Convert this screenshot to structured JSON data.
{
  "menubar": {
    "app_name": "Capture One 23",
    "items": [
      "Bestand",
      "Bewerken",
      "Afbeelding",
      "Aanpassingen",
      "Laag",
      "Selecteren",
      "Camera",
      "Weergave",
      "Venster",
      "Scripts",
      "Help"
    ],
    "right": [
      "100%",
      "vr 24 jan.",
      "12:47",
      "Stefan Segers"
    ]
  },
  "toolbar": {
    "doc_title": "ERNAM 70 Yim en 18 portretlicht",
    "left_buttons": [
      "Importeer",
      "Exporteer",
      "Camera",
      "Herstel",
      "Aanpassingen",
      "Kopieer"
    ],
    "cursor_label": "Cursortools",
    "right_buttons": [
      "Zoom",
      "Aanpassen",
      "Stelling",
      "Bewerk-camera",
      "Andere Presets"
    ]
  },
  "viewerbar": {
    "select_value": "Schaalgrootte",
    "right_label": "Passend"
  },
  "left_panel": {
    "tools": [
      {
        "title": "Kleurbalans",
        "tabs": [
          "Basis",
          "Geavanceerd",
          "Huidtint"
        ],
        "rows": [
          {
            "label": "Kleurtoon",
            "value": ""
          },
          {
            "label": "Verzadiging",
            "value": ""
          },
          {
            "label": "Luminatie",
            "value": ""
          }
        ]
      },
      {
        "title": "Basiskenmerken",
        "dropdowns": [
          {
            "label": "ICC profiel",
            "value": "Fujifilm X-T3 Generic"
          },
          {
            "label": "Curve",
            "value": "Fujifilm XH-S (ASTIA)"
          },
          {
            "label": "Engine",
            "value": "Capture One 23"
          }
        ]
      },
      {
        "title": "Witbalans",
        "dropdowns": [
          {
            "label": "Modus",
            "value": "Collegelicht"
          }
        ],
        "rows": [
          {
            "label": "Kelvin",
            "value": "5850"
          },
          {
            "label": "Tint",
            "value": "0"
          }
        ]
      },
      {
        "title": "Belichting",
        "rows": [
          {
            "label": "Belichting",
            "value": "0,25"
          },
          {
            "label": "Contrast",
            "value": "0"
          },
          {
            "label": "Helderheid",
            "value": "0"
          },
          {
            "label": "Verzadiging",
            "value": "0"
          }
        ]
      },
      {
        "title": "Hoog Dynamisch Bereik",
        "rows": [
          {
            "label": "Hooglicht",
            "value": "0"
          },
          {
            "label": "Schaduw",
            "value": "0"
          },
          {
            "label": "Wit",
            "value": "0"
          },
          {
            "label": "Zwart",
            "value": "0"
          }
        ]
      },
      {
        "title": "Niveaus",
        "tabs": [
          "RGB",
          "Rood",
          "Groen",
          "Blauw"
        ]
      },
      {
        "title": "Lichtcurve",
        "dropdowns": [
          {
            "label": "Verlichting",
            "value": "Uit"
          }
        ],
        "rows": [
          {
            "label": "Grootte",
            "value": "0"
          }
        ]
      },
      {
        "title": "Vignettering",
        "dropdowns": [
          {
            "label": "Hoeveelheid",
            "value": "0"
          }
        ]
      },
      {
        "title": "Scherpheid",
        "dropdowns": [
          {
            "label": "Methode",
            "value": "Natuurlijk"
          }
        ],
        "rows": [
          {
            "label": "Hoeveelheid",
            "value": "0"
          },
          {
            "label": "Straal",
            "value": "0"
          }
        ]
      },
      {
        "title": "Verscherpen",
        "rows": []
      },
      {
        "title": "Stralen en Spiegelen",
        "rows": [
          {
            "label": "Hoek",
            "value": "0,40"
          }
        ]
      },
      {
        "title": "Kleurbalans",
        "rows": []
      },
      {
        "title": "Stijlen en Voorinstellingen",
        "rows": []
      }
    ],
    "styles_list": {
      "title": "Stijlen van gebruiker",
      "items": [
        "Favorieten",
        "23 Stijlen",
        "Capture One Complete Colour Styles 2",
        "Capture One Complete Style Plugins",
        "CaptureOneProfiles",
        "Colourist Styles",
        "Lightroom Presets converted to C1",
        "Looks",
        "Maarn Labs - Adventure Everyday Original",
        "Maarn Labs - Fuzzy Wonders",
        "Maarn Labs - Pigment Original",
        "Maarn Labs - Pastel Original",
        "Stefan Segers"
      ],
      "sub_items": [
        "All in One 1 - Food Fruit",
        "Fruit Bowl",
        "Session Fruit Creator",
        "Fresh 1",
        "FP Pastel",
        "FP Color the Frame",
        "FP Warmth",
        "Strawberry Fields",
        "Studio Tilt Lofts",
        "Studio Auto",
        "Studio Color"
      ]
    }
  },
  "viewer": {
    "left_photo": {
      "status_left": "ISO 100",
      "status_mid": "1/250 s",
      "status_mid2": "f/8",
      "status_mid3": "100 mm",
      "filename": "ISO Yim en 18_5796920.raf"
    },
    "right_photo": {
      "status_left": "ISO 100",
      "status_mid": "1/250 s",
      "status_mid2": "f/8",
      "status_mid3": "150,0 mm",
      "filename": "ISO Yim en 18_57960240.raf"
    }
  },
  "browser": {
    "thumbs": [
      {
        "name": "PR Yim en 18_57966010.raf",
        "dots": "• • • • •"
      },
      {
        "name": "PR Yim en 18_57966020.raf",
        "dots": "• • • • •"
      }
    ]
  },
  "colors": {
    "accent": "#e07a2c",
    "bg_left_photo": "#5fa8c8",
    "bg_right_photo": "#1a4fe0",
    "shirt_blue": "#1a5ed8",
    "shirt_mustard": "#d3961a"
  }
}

- - - -

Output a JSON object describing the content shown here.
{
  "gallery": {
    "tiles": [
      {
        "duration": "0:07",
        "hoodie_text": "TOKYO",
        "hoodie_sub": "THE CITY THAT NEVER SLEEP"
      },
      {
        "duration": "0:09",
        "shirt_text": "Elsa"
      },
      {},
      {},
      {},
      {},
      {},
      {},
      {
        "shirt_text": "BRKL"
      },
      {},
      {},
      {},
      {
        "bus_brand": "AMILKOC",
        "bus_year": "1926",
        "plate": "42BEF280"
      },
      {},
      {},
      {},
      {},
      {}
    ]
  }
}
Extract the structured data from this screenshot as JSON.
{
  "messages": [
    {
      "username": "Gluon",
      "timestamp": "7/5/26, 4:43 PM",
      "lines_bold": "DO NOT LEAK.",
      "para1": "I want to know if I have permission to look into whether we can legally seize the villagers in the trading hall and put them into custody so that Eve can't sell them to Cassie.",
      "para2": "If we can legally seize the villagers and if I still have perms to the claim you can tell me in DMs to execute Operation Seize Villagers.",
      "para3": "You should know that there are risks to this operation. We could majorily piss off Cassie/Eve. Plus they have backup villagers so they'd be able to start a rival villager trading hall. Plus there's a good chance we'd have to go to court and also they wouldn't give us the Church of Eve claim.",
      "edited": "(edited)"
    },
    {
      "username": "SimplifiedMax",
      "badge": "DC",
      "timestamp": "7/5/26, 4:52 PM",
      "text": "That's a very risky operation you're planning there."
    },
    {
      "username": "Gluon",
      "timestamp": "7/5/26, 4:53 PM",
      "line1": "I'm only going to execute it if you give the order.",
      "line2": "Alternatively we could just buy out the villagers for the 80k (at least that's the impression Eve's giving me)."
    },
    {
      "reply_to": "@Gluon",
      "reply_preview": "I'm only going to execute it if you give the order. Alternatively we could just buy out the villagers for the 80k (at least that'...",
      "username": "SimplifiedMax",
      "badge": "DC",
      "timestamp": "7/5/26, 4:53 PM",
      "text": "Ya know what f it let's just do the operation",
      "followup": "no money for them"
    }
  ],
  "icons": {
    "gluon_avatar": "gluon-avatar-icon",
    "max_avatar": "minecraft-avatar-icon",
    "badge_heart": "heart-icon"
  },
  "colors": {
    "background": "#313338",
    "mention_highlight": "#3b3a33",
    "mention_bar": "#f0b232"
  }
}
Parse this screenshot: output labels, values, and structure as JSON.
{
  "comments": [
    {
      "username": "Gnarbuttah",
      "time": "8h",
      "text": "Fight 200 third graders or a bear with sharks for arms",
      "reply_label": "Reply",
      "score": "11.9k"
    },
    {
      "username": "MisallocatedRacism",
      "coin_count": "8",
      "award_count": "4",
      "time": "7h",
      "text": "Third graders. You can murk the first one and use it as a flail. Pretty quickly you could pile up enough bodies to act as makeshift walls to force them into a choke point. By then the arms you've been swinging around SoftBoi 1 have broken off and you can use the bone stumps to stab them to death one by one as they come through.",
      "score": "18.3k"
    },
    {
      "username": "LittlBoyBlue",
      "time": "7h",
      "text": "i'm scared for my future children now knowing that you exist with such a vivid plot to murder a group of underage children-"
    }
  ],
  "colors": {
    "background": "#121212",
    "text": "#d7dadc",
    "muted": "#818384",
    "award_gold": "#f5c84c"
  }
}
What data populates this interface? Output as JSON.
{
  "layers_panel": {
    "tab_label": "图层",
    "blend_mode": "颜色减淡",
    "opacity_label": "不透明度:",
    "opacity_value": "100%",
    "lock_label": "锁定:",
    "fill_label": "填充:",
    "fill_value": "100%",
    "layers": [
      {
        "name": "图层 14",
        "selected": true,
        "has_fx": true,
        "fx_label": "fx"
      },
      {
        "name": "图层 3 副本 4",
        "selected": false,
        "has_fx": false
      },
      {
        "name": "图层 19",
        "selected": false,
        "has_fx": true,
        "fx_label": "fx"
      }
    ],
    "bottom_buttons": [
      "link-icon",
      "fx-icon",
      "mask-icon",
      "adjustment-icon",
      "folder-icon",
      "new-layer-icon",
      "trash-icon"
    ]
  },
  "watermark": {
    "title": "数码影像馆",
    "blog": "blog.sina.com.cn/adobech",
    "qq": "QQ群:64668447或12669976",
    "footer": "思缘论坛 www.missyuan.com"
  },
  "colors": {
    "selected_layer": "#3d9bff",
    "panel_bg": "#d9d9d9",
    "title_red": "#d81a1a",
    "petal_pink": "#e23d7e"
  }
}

- - - -

WHAT YOU HAVE TO DO:
State the number of lines in the preceding entries that include the word "order". Provide nothing else.

IN RESPONSE:
2